▶ [Извлечённый текст]
Философия игры, или Статус скво: Философские эссе - Анатолий Николаевич Андреев 2 стр.


Культура – штука тонкая, и связь её с натурой, с которой они срослись пуповинами, настолько банально кровна, что истребляя культуру – испепеляешь жизнь. Стоит ли играть головой Гоголя в футбол («головой Гоголя нужно играть в футбол», настаивает Учитель, загадочно выступающий за искоренение самого института «учительства»)? Не приходило ли в голову Парамонову то простое соображение, что её, голову, можно использовать и по-прямому назначению – думать?

Однако объяснимся. «Смеяться, право, не грешно, над тем, что кажется смешно», по словам поэта, представителя, правда, репрессивной культуры. Над чем же смеётся раскрепощенный Борис Михайлович? Надо всем, кроме, кажется, антисемитизма и того фантома, который и он с почтением именует Бог. Злой пересмешник, Парамонов сам попадает в смешную ситуацию, когда то ли он смеётся, то ли над ним смеются (и это не тот случай, когда способность смеяться над собой – первый признак ума: над тобой смеются не вслед за тобой, умным, а опережая тебя, недалёкого). Смеяться надо всем – значит игнорировать гениальную дифференциацию Спинозы: не смеяться – а понимать; это значит смешивать научное и эмоционально-оценочное (идеологическое) отношение, т. е. ставить телегу впереди лошади, что, согласимся, смешно. Генеральная, сквозная установка книги элементарна, как хлопоты кобеля: культура – ложь, а правда – в инстинктах. Вот почему русский неоницшеанец неутомимо ёрничает: дескать, все, все кривлянья и гримасы культуры сводятся (через психоанализ или же минуя таковой) к простым и честным импульсам, исходящим из зоны жизни, из нерепрессивной тяги «потрахаться», то есть из того, что находится по ту сторону морали, по ту сторону добра и зла. При этом диалектика взаимоотношений репрессивной – нерепрессивной культур его мало интересует, оттого так скудна палитра эмоций: от зубоскальства до скалозубства.

▶ [Предоставленный материал]

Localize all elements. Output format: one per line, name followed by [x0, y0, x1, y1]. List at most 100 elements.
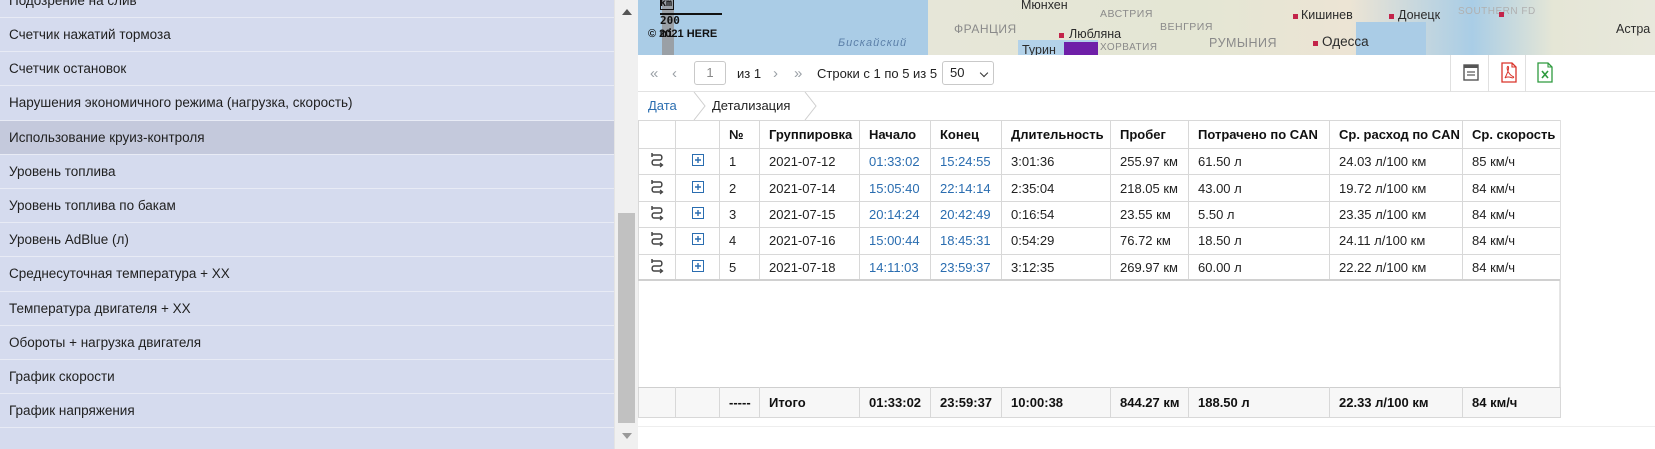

▶ [Задание] Верните извлечённый текст целиком, не меняя в нём ни слова и ни одного знака.

▶ [Верный ответ]
Философия игры, или Статус скво: Философские эссе - Анатолий Николаевич Андреев 2 стр.


Культура – штука тонкая, и связь её с натурой, с которой они срослись пуповинами, настолько банально кровна, что истребляя культуру – испепеляешь жизнь. Стоит ли играть головой Гоголя в футбол («головой Гоголя нужно играть в футбол», настаивает Учитель, загадочно выступающий за искоренение самого института «учительства»)? Не приходило ли в голову Парамонову то простое соображение, что её, голову, можно использовать и по-прямому назначению – думать?

Однако объяснимся. «Смеяться, право, не грешно, над тем, что кажется смешно», по словам поэта, представителя, правда, репрессивной культуры. Над чем же смеётся раскрепощенный Борис Михайлович? Надо всем, кроме, кажется, антисемитизма и того фантома, который и он с почтением именует Бог. Злой пересмешник, Парамонов сам попадает в смешную ситуацию, когда то ли он смеётся, то ли над ним смеются (и это не тот случай, когда способность смеяться над собой – первый признак ума: над тобой смеются не вслед за тобой, умным, а опережая тебя, недалёкого). Смеяться надо всем – значит игнорировать гениальную дифференциацию Спинозы: не смеяться – а понимать; это значит смешивать научное и эмоционально-оценочное (идеологическое) отношение, т. е. ставить телегу впереди лошади, что, согласимся, смешно. Генеральная, сквозная установка книги элементарна, как хлопоты кобеля: культура – ложь, а правда – в инстинктах. Вот почему русский неоницшеанец неутомимо ёрничает: дескать, все, все кривлянья и гримасы культуры сводятся (через психоанализ или же минуя таковой) к простым и честным импульсам, исходящим из зоны жизни, из нерепрессивной тяги «потрахаться», то есть из того, что находится по ту сторону морали, по ту сторону добра и зла. При этом диалектика взаимоотношений репрессивной – нерепрессивной культур его мало интересует, оттого так скудна палитра эмоций: от зубоскальства до скалозубства.